• **Task directions**
Give every line of the data again, unchanged, but with no pictures.

◇ ◇ ◇ ◇ ◇

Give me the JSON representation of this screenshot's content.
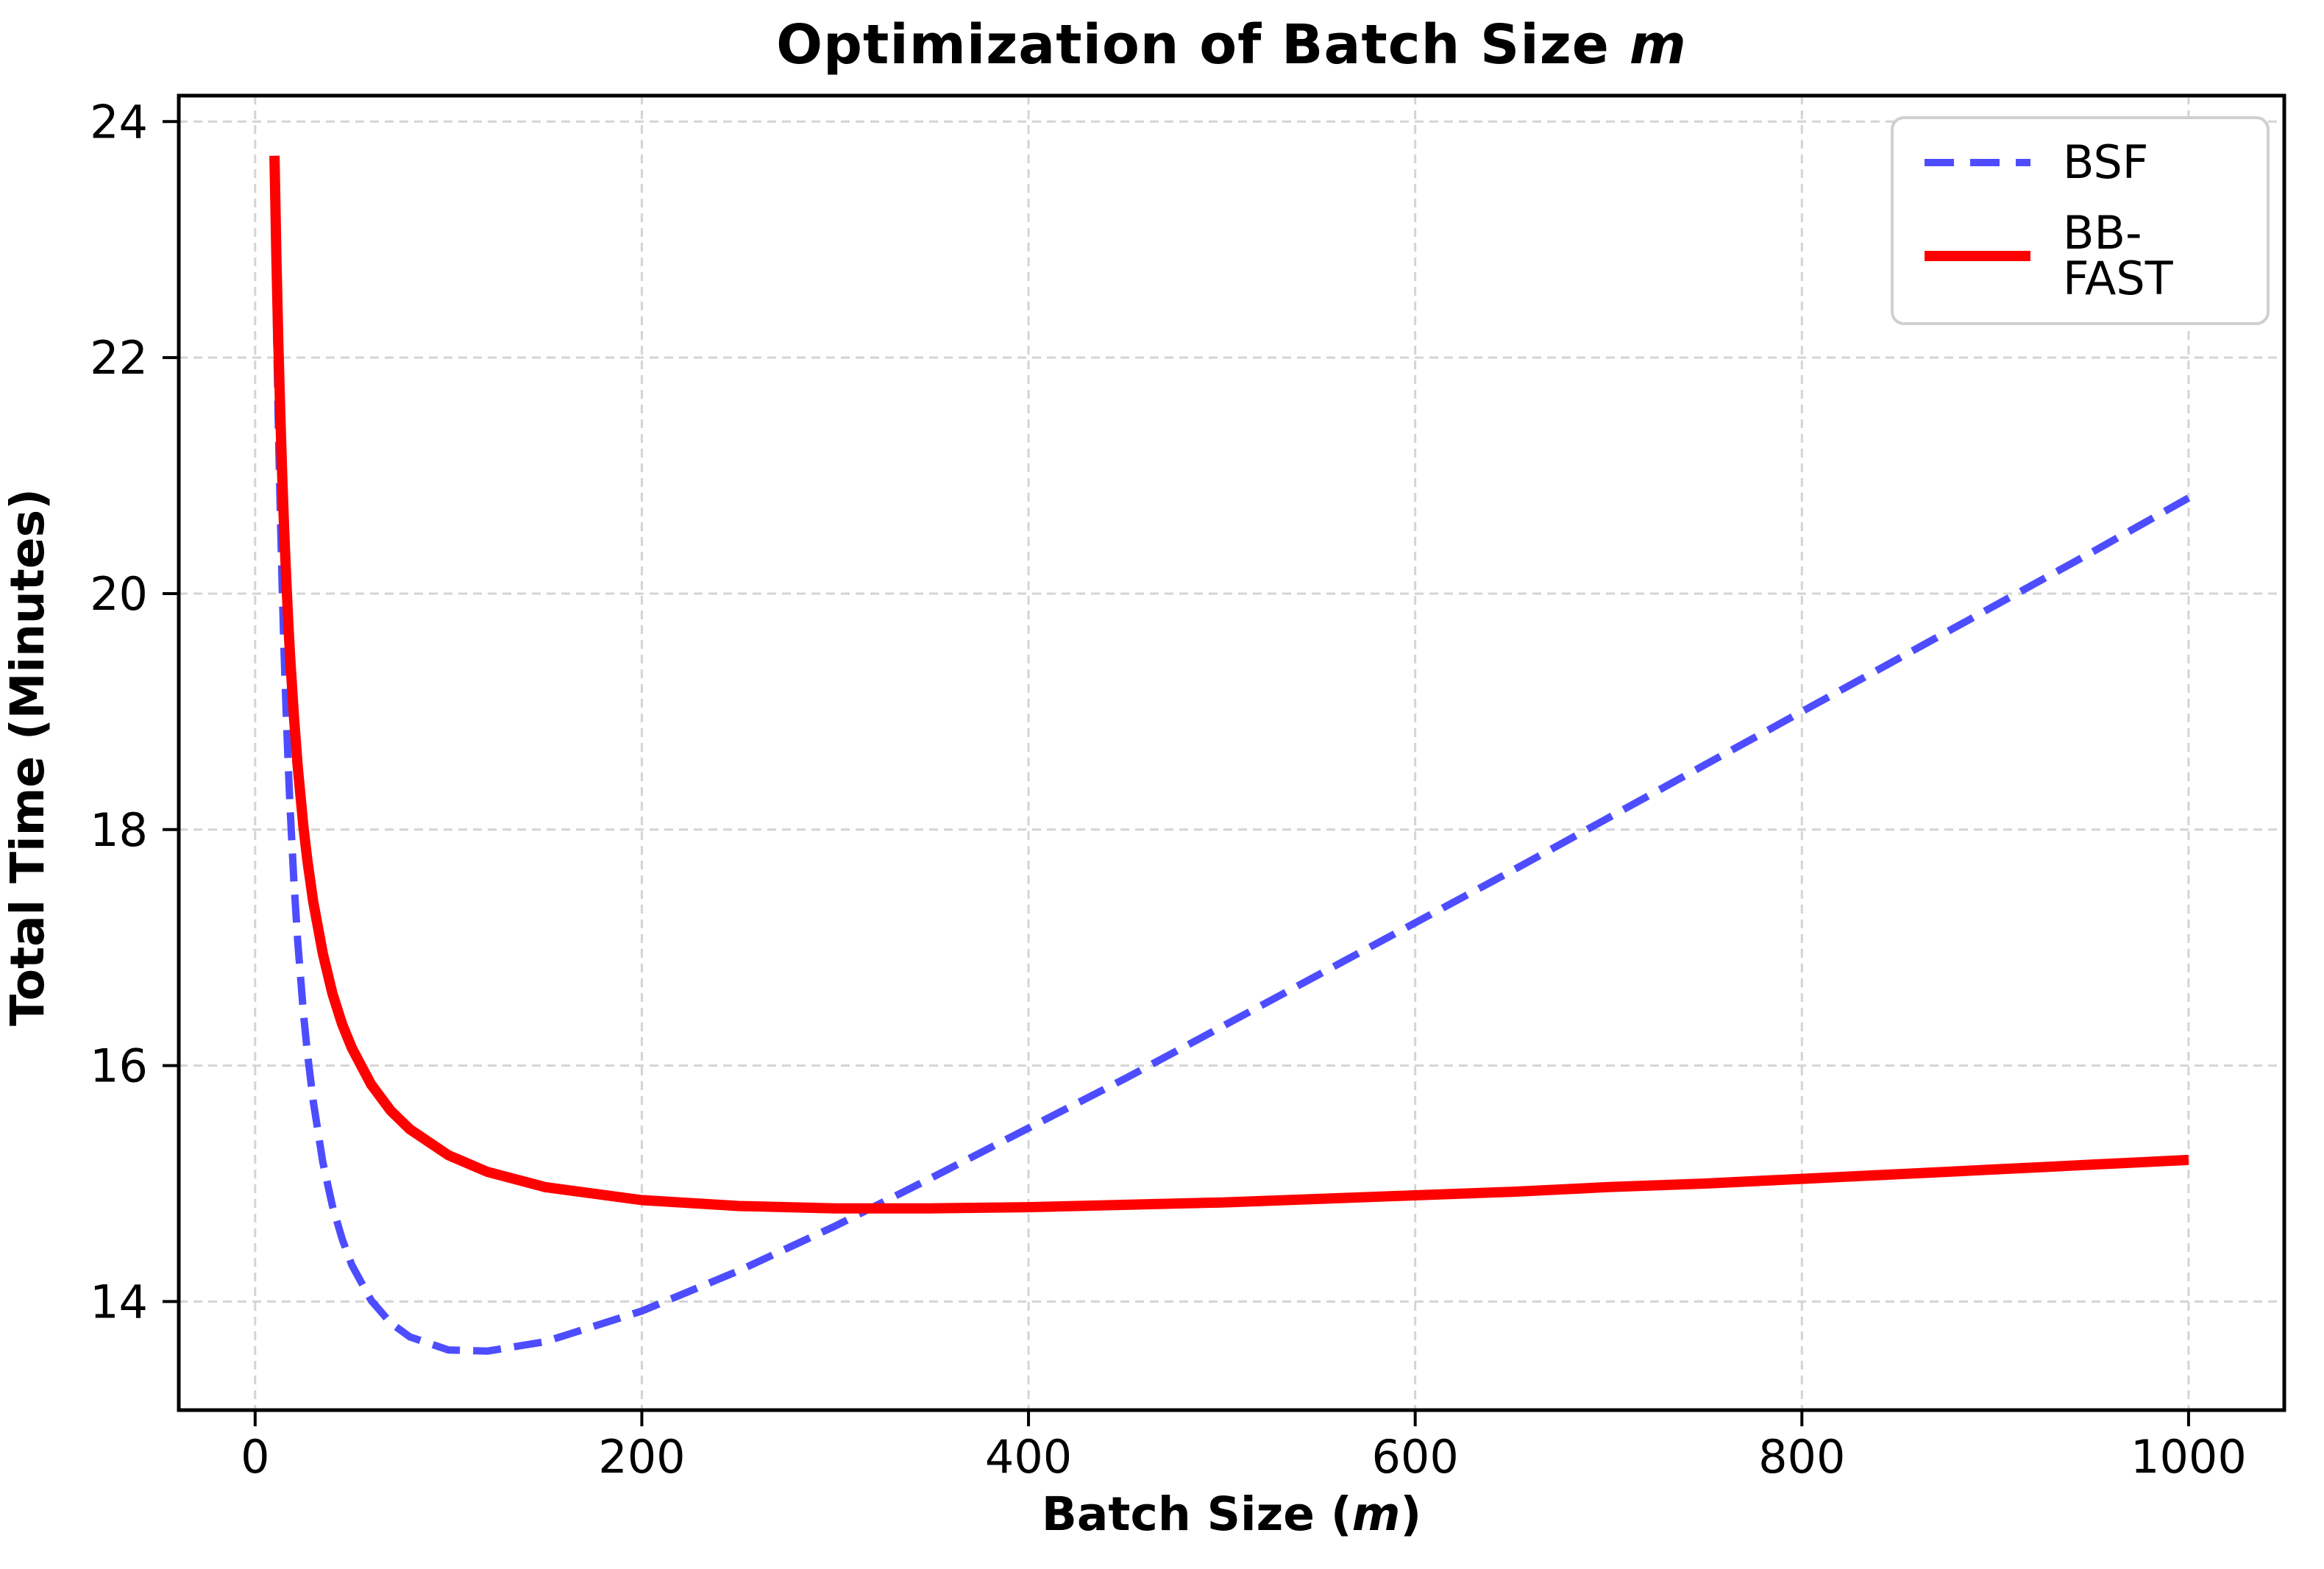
{
  "figure": {
    "title_main": "Optimization of Batch Size",
    "title_var": "m",
    "xlabel_pre": "Batch Size (",
    "xlabel_var": "m",
    "xlabel_post": ")",
    "ylabel": "Total Time (Minutes)"
  },
  "chart_data": {
    "type": "line",
    "title": "Optimization of Batch Size m",
    "xlabel": "Batch Size (m)",
    "ylabel": "Total Time (Minutes)",
    "xlim": [
      -39.5,
      1049.5
    ],
    "ylim": [
      13.08,
      24.22
    ],
    "x_ticks": [
      0,
      200,
      400,
      600,
      800,
      1000
    ],
    "y_ticks": [
      14,
      16,
      18,
      20,
      22,
      24
    ],
    "grid": true,
    "grid_color": "#d4d4d4",
    "legend_position": "upper right",
    "x": [
      10,
      11,
      12,
      13,
      14,
      15,
      16,
      17,
      18,
      20,
      22,
      25,
      27,
      30,
      35,
      40,
      45,
      50,
      60,
      70,
      80,
      100,
      120,
      150,
      200,
      250,
      300,
      350,
      400,
      450,
      500,
      550,
      600,
      650,
      700,
      750,
      800,
      850,
      900,
      950,
      1000
    ],
    "series": [
      {
        "name": "BSF",
        "color": "#4d4dff",
        "style": "dashed",
        "linewidth": 10,
        "values": [
          23.38,
          22.32,
          21.43,
          20.69,
          20.05,
          19.49,
          19.01,
          18.59,
          18.21,
          17.57,
          17.06,
          16.44,
          16.11,
          15.7,
          15.18,
          14.81,
          14.53,
          14.31,
          14.01,
          13.82,
          13.7,
          13.59,
          13.58,
          13.66,
          13.92,
          14.26,
          14.64,
          15.05,
          15.47,
          15.89,
          16.33,
          16.77,
          17.21,
          17.65,
          18.1,
          18.55,
          19.0,
          19.45,
          19.9,
          20.35,
          20.81
        ]
      },
      {
        "name": "BB-FAST",
        "color": "#ff0000",
        "style": "solid",
        "linewidth": 14,
        "values": [
          23.71,
          22.85,
          22.13,
          21.52,
          21.0,
          20.55,
          20.15,
          19.8,
          19.49,
          18.97,
          18.54,
          18.02,
          17.74,
          17.39,
          16.95,
          16.61,
          16.35,
          16.15,
          15.84,
          15.62,
          15.46,
          15.24,
          15.1,
          14.97,
          14.86,
          14.81,
          14.79,
          14.79,
          14.8,
          14.82,
          14.84,
          14.87,
          14.9,
          14.93,
          14.97,
          15.0,
          15.04,
          15.08,
          15.12,
          15.16,
          15.2
        ]
      }
    ],
    "annotations": {
      "bsf_min": {
        "m": 113,
        "t": 13.58
      },
      "bbfast_min": {
        "m": 325,
        "t": 14.79
      },
      "crossing": {
        "m": 318,
        "t": 14.86
      }
    }
  }
}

◇ ◇ ◇ ◇ ◇

• **Output of the exercise**
Give me the JSON representation of this screenshot's content.
{
  "figure": {
    "title_main": "Optimization of Batch Size",
    "title_var": "m",
    "xlabel_pre": "Batch Size (",
    "xlabel_var": "m",
    "xlabel_post": ")",
    "ylabel": "Total Time (Minutes)"
  },
  "chart_data": {
    "type": "line",
    "title": "Optimization of Batch Size m",
    "xlabel": "Batch Size (m)",
    "ylabel": "Total Time (Minutes)",
    "xlim": [
      -39.5,
      1049.5
    ],
    "ylim": [
      13.08,
      24.22
    ],
    "x_ticks": [
      0,
      200,
      400,
      600,
      800,
      1000
    ],
    "y_ticks": [
      14,
      16,
      18,
      20,
      22,
      24
    ],
    "grid": true,
    "grid_color": "#d4d4d4",
    "legend_position": "upper right",
    "x": [
      10,
      11,
      12,
      13,
      14,
      15,
      16,
      17,
      18,
      20,
      22,
      25,
      27,
      30,
      35,
      40,
      45,
      50,
      60,
      70,
      80,
      100,
      120,
      150,
      200,
      250,
      300,
      350,
      400,
      450,
      500,
      550,
      600,
      650,
      700,
      750,
      800,
      850,
      900,
      950,
      1000
    ],
    "series": [
      {
        "name": "BSF",
        "color": "#4d4dff",
        "style": "dashed",
        "linewidth": 10,
        "values": [
          23.38,
          22.32,
          21.43,
          20.69,
          20.05,
          19.49,
          19.01,
          18.59,
          18.21,
          17.57,
          17.06,
          16.44,
          16.11,
          15.7,
          15.18,
          14.81,
          14.53,
          14.31,
          14.01,
          13.82,
          13.7,
          13.59,
          13.58,
          13.66,
          13.92,
          14.26,
          14.64,
          15.05,
          15.47,
          15.89,
          16.33,
          16.77,
          17.21,
          17.65,
          18.1,
          18.55,
          19.0,
          19.45,
          19.9,
          20.35,
          20.81
        ]
      },
      {
        "name": "BB-FAST",
        "color": "#ff0000",
        "style": "solid",
        "linewidth": 14,
        "values": [
          23.71,
          22.85,
          22.13,
          21.52,
          21.0,
          20.55,
          20.15,
          19.8,
          19.49,
          18.97,
          18.54,
          18.02,
          17.74,
          17.39,
          16.95,
          16.61,
          16.35,
          16.15,
          15.84,
          15.62,
          15.46,
          15.24,
          15.1,
          14.97,
          14.86,
          14.81,
          14.79,
          14.79,
          14.8,
          14.82,
          14.84,
          14.87,
          14.9,
          14.93,
          14.97,
          15.0,
          15.04,
          15.08,
          15.12,
          15.16,
          15.2
        ]
      }
    ],
    "annotations": {
      "bsf_min": {
        "m": 113,
        "t": 13.58
      },
      "bbfast_min": {
        "m": 325,
        "t": 14.79
      },
      "crossing": {
        "m": 318,
        "t": 14.86
      }
    }
  }
}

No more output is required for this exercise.